Write out each record again exactly as it stands.

(Dataset rows about figures)
* * *

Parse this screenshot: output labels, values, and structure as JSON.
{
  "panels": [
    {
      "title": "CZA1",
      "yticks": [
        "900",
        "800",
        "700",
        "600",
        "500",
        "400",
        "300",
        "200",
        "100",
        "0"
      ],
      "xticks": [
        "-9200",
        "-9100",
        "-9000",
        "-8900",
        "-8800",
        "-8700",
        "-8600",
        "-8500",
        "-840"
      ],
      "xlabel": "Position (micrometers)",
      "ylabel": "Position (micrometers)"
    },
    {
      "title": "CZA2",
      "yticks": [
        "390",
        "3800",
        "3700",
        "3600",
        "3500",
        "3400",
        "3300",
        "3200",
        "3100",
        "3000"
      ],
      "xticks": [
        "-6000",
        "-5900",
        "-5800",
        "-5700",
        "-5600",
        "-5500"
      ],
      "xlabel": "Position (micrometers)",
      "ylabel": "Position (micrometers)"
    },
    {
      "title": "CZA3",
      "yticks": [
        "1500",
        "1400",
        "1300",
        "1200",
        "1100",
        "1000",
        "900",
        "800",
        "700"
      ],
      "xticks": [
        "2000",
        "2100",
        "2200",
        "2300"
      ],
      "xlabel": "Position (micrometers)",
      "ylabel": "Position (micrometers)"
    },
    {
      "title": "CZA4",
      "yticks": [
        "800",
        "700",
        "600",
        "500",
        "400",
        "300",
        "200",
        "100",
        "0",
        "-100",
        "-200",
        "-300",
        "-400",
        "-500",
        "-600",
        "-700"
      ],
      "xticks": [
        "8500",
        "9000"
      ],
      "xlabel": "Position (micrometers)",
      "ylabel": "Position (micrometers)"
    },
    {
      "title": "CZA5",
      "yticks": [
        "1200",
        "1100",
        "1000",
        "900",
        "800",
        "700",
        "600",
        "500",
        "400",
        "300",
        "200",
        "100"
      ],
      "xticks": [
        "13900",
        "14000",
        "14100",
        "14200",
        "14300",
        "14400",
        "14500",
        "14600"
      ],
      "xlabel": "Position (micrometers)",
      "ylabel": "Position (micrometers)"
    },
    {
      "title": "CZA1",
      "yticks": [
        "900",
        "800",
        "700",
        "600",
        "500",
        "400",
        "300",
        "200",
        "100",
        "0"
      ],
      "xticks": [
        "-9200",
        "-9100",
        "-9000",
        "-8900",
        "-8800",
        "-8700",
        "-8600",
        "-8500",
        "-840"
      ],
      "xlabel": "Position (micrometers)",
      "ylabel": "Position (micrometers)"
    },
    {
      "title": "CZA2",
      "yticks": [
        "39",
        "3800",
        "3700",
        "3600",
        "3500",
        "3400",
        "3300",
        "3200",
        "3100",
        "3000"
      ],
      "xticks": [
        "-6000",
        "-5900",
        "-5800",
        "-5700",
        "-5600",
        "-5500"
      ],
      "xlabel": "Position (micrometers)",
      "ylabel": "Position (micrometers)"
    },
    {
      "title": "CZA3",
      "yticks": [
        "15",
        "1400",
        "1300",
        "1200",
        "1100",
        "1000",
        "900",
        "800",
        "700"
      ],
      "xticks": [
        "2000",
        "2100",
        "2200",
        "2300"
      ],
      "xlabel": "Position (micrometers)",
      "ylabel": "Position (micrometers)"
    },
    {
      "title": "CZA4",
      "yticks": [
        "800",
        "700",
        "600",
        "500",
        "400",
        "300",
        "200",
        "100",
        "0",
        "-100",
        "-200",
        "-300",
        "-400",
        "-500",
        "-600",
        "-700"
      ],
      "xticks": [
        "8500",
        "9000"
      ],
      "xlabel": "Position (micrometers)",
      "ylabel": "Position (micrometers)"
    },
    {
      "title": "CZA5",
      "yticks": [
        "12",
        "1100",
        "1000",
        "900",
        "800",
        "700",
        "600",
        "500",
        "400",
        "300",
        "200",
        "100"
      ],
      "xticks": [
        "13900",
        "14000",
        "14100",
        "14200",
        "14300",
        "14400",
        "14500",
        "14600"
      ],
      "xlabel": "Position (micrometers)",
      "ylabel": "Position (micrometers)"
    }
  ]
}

* * *

• **ANSWER TO THE EXERCISE**:
Parse this screenshot: output labels, values, and structure as JSON.
{
  "panels": [
    {
      "title": "CZA1",
      "yticks": [
        "900",
        "800",
        "700",
        "600",
        "500",
        "400",
        "300",
        "200",
        "100",
        "0"
      ],
      "xticks": [
        "-9200",
        "-9100",
        "-9000",
        "-8900",
        "-8800",
        "-8700",
        "-8600",
        "-8500",
        "-840"
      ],
      "xlabel": "Position (micrometers)",
      "ylabel": "Position (micrometers)"
    },
    {
      "title": "CZA2",
      "yticks": [
        "390",
        "3800",
        "3700",
        "3600",
        "3500",
        "3400",
        "3300",
        "3200",
        "3100",
        "3000"
      ],
      "xticks": [
        "-6000",
        "-5900",
        "-5800",
        "-5700",
        "-5600",
        "-5500"
      ],
      "xlabel": "Position (micrometers)",
      "ylabel": "Position (micrometers)"
    },
    {
      "title": "CZA3",
      "yticks": [
        "1500",
        "1400",
        "1300",
        "1200",
        "1100",
        "1000",
        "900",
        "800",
        "700"
      ],
      "xticks": [
        "2000",
        "2100",
        "2200",
        "2300"
      ],
      "xlabel": "Position (micrometers)",
      "ylabel": "Position (micrometers)"
    },
    {
      "title": "CZA4",
      "yticks": [
        "800",
        "700",
        "600",
        "500",
        "400",
        "300",
        "200",
        "100",
        "0",
        "-100",
        "-200",
        "-300",
        "-400",
        "-500",
        "-600",
        "-700"
      ],
      "xticks": [
        "8500",
        "9000"
      ],
      "xlabel": "Position (micrometers)",
      "ylabel": "Position (micrometers)"
    },
    {
      "title": "CZA5",
      "yticks": [
        "1200",
        "1100",
        "1000",
        "900",
        "800",
        "700",
        "600",
        "500",
        "400",
        "300",
        "200",
        "100"
      ],
      "xticks": [
        "13900",
        "14000",
        "14100",
        "14200",
        "14300",
        "14400",
        "14500",
        "14600"
      ],
      "xlabel": "Position (micrometers)",
      "ylabel": "Position (micrometers)"
    },
    {
      "title": "CZA1",
      "yticks": [
        "900",
        "800",
        "700",
        "600",
        "500",
        "400",
        "300",
        "200",
        "100",
        "0"
      ],
      "xticks": [
        "-9200",
        "-9100",
        "-9000",
        "-8900",
        "-8800",
        "-8700",
        "-8600",
        "-8500",
        "-840"
      ],
      "xlabel": "Position (micrometers)",
      "ylabel": "Position (micrometers)"
    },
    {
      "title": "CZA2",
      "yticks": [
        "39",
        "3800",
        "3700",
        "3600",
        "3500",
        "3400",
        "3300",
        "3200",
        "3100",
        "3000"
      ],
      "xticks": [
        "-6000",
        "-5900",
        "-5800",
        "-5700",
        "-5600",
        "-5500"
      ],
      "xlabel": "Position (micrometers)",
      "ylabel": "Position (micrometers)"
    },
    {
      "title": "CZA3",
      "yticks": [
        "15",
        "1400",
        "1300",
        "1200",
        "1100",
        "1000",
        "900",
        "800",
        "700"
      ],
      "xticks": [
        "2000",
        "2100",
        "2200",
        "2300"
      ],
      "xlabel": "Position (micrometers)",
      "ylabel": "Position (micrometers)"
    },
    {
      "title": "CZA4",
      "yticks": [
        "800",
        "700",
        "600",
        "500",
        "400",
        "300",
        "200",
        "100",
        "0",
        "-100",
        "-200",
        "-300",
        "-400",
        "-500",
        "-600",
        "-700"
      ],
      "xticks": [
        "8500",
        "9000"
      ],
      "xlabel": "Position (micrometers)",
      "ylabel": "Position (micrometers)"
    },
    {
      "title": "CZA5",
      "yticks": [
        "12",
        "1100",
        "1000",
        "900",
        "800",
        "700",
        "600",
        "500",
        "400",
        "300",
        "200",
        "100"
      ],
      "xticks": [
        "13900",
        "14000",
        "14100",
        "14200",
        "14300",
        "14400",
        "14500",
        "14600"
      ],
      "xlabel": "Position (micrometers)",
      "ylabel": "Position (micrometers)"
    }
  ]
}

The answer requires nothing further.